======== Records provided
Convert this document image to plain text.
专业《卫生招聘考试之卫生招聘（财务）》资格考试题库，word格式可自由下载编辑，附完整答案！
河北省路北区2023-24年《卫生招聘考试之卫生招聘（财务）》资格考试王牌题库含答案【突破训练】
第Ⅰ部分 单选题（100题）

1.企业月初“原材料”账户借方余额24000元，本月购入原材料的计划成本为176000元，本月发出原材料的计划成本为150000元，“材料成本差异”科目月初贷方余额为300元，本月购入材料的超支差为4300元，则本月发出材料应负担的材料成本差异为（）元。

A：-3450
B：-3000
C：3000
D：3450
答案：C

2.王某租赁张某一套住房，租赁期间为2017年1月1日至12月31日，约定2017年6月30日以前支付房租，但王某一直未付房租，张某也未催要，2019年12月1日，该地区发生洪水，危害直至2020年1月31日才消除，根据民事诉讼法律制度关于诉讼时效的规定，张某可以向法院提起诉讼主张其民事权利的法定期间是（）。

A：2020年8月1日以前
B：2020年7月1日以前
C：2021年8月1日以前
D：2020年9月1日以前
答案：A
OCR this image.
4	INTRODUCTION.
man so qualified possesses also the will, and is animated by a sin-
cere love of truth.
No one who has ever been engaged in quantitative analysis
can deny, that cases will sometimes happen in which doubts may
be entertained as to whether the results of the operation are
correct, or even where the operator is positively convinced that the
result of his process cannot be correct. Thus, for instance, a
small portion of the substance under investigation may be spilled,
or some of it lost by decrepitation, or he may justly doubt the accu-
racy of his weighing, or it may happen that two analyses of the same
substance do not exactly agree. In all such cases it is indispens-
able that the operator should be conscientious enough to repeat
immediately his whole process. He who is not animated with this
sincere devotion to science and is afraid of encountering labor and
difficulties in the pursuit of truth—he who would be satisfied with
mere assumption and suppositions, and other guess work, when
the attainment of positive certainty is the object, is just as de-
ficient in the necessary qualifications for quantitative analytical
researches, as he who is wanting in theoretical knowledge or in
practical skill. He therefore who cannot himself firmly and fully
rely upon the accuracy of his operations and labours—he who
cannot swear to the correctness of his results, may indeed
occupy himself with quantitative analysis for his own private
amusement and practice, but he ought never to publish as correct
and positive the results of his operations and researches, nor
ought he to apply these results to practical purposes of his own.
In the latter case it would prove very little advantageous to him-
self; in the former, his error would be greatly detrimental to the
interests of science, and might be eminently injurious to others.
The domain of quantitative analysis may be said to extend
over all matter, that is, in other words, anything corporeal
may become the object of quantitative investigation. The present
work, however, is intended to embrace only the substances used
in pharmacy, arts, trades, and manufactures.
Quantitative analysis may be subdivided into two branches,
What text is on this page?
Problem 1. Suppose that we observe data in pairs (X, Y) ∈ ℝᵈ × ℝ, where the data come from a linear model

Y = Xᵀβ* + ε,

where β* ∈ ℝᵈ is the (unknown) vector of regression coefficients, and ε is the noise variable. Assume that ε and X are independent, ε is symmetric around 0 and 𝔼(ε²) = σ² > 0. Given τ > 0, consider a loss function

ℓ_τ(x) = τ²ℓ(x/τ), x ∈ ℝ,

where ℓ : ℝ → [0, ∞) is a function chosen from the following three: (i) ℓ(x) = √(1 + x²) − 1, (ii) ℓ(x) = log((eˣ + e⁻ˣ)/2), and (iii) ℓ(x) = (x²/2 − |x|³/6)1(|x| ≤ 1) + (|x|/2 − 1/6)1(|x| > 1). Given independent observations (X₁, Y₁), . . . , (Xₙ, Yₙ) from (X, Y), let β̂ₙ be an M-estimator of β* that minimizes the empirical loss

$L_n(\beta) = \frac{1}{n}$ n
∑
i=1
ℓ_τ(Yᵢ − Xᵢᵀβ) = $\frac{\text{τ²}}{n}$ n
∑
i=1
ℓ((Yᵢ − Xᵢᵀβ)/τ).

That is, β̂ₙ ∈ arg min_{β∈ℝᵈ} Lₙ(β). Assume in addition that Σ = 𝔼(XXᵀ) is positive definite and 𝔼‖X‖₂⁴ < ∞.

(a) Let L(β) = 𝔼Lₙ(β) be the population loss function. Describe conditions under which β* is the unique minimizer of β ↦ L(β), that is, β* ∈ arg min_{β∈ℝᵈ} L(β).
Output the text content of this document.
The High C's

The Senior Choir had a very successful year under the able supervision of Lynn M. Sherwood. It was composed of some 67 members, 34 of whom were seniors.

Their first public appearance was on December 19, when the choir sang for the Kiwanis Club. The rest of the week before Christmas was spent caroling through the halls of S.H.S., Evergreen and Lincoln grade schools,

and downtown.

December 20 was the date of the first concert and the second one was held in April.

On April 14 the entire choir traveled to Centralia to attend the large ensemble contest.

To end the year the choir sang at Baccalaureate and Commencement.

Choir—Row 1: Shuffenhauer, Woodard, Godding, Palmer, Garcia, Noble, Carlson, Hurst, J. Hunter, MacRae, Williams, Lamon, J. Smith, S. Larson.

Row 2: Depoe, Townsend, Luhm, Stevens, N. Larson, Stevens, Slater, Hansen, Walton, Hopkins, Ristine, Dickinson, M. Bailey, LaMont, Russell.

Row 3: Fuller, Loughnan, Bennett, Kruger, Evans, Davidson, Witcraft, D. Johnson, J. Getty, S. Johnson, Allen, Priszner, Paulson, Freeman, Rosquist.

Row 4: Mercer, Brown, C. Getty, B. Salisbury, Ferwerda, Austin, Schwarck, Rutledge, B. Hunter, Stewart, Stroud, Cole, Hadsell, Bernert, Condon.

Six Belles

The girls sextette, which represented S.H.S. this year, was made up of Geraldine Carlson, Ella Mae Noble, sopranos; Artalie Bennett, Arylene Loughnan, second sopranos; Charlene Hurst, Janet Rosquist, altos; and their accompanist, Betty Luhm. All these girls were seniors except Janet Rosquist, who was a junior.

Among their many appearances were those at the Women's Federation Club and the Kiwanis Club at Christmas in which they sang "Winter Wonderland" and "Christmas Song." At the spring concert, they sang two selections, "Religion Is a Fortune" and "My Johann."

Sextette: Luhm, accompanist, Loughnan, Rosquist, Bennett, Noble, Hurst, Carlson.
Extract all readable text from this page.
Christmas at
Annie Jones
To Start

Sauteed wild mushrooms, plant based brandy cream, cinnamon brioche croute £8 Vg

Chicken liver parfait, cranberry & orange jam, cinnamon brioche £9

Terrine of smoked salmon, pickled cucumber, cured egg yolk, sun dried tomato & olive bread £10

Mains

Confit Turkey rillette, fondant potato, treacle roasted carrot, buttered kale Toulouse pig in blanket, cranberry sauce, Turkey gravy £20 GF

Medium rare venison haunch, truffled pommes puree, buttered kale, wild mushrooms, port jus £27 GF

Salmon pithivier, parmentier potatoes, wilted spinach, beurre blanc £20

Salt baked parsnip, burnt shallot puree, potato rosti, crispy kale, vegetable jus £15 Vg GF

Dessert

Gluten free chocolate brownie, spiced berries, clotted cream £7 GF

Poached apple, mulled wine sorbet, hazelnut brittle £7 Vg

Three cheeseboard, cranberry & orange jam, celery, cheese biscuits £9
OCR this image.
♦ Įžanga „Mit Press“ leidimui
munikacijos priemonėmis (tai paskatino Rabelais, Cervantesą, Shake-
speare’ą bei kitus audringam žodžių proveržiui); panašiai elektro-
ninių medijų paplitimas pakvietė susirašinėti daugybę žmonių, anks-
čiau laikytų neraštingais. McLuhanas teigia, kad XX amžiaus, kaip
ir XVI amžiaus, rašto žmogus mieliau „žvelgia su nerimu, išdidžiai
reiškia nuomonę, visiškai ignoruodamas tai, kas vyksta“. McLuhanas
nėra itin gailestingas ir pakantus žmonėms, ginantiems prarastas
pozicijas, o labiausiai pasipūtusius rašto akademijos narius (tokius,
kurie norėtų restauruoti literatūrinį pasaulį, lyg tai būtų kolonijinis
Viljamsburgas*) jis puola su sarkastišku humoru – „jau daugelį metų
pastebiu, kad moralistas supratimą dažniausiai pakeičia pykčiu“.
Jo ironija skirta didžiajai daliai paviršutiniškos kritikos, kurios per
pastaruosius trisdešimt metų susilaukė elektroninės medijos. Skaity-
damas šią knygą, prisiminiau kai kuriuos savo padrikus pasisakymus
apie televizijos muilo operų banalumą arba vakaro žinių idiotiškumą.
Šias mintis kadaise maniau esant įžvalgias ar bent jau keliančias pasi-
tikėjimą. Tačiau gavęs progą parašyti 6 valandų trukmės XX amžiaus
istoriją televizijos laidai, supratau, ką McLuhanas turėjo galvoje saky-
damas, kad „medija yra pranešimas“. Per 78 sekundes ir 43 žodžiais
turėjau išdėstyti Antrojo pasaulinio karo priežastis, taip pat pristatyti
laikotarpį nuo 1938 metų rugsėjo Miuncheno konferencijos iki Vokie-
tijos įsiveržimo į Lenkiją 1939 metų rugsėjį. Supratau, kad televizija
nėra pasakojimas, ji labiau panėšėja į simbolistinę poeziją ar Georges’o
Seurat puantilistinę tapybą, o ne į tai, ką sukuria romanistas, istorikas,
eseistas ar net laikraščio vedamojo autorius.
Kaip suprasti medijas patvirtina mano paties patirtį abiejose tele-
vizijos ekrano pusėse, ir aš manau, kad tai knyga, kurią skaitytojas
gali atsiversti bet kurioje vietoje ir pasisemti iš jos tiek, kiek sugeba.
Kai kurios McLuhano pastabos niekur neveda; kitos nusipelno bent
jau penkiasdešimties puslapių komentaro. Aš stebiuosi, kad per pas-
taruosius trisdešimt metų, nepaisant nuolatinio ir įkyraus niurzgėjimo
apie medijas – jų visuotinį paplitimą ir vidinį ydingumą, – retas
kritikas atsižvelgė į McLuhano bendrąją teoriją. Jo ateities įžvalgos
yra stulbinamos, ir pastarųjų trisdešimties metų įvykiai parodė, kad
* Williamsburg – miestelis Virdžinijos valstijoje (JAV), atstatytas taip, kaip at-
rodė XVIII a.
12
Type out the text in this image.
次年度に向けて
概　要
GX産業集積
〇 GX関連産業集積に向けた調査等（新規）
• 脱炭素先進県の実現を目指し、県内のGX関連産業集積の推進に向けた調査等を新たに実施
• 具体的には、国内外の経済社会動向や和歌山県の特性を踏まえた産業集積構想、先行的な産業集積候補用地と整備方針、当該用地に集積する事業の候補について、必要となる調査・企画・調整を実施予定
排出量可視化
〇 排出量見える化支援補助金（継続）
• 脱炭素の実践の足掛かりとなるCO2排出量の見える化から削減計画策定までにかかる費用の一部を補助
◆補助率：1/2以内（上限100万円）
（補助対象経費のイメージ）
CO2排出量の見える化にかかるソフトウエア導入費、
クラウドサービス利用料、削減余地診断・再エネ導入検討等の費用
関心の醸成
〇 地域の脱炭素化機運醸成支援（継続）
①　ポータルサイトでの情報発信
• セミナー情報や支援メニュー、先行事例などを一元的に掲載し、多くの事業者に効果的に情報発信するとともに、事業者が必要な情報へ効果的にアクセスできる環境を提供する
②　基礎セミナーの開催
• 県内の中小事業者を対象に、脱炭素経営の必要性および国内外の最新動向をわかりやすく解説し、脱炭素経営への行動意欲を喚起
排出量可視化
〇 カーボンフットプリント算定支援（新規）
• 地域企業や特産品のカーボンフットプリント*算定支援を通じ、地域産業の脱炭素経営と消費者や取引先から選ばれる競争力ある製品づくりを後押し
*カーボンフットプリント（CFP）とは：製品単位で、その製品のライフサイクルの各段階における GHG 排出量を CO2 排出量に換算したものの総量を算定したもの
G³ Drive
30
================
* [Your instructions]: Copy exactly, word for word, the line with "Type out the text in this image." through the final line of the listing.

* [Final result]:
Type out the text in this image.
次年度に向けて
概　要
GX産業集積
〇 GX関連産業集積に向けた調査等（新規）
• 脱炭素先進県の実現を目指し、県内のGX関連産業集積の推進に向けた調査等を新たに実施
• 具体的には、国内外の経済社会動向や和歌山県の特性を踏まえた産業集積構想、先行的な産業集積候補用地と整備方針、当該用地に集積する事業の候補について、必要となる調査・企画・調整を実施予定
排出量可視化
〇 排出量見える化支援補助金（継続）
• 脱炭素の実践の足掛かりとなるCO2排出量の見える化から削減計画策定までにかかる費用の一部を補助
◆補助率：1/2以内（上限100万円）
（補助対象経費のイメージ）
CO2排出量の見える化にかかるソフトウエア導入費、
クラウドサービス利用料、削減余地診断・再エネ導入検討等の費用
関心の醸成
〇 地域の脱炭素化機運醸成支援（継続）
①　ポータルサイトでの情報発信
• セミナー情報や支援メニュー、先行事例などを一元的に掲載し、多くの事業者に効果的に情報発信するとともに、事業者が必要な情報へ効果的にアクセスできる環境を提供する
②　基礎セミナーの開催
• 県内の中小事業者を対象に、脱炭素経営の必要性および国内外の最新動向をわかりやすく解説し、脱炭素経営への行動意欲を喚起
排出量可視化
〇 カーボンフットプリント算定支援（新規）
• 地域企業や特産品のカーボンフットプリント*算定支援を通じ、地域産業の脱炭素経営と消費者や取引先から選ばれる競争力ある製品づくりを後押し
*カーボンフットプリント（CFP）とは：製品単位で、その製品のライフサイクルの各段階における GHG 排出量を CO2 排出量に換算したものの総量を算定したもの
G³ Drive
30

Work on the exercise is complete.